_THE REQUEST:_ Return the listing below unchanged, minus its pictures.

(Dataset records)
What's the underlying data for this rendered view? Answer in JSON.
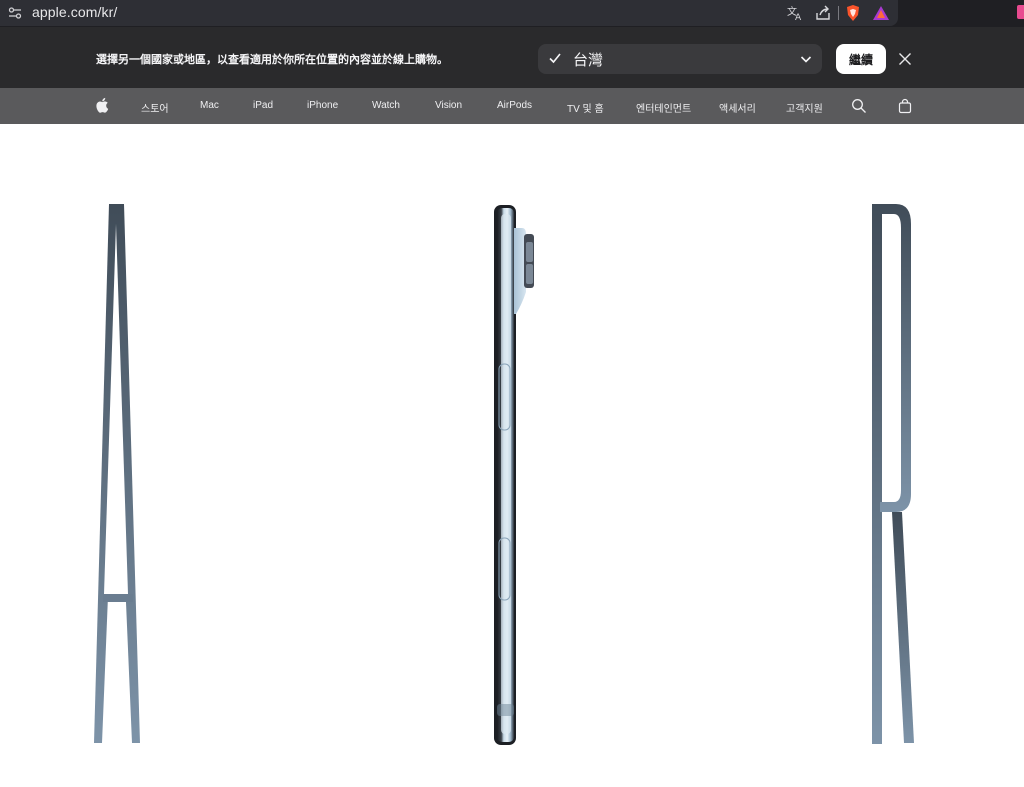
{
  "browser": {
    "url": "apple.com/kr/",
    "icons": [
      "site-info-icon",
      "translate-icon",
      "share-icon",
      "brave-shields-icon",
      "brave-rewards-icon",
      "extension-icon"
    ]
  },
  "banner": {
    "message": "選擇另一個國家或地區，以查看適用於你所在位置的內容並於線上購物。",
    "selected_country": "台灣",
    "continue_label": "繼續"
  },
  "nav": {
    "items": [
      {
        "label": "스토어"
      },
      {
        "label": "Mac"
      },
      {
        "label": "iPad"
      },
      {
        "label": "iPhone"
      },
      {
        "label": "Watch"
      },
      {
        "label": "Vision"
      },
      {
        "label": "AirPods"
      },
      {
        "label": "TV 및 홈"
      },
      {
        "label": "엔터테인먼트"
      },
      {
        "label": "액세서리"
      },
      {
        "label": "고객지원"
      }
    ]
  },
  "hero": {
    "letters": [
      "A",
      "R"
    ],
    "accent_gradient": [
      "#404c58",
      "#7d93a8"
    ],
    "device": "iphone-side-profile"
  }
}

_PROBLEM SOLUTION:_
What's the underlying data for this rendered view? Answer in JSON.
{
  "browser": {
    "url": "apple.com/kr/",
    "icons": [
      "site-info-icon",
      "translate-icon",
      "share-icon",
      "brave-shields-icon",
      "brave-rewards-icon",
      "extension-icon"
    ]
  },
  "banner": {
    "message": "選擇另一個國家或地區，以查看適用於你所在位置的內容並於線上購物。",
    "selected_country": "台灣",
    "continue_label": "繼續"
  },
  "nav": {
    "items": [
      {
        "label": "스토어"
      },
      {
        "label": "Mac"
      },
      {
        "label": "iPad"
      },
      {
        "label": "iPhone"
      },
      {
        "label": "Watch"
      },
      {
        "label": "Vision"
      },
      {
        "label": "AirPods"
      },
      {
        "label": "TV 및 홈"
      },
      {
        "label": "엔터테인먼트"
      },
      {
        "label": "액세서리"
      },
      {
        "label": "고객지원"
      }
    ]
  },
  "hero": {
    "letters": [
      "A",
      "R"
    ],
    "accent_gradient": [
      "#404c58",
      "#7d93a8"
    ],
    "device": "iphone-side-profile"
  }
}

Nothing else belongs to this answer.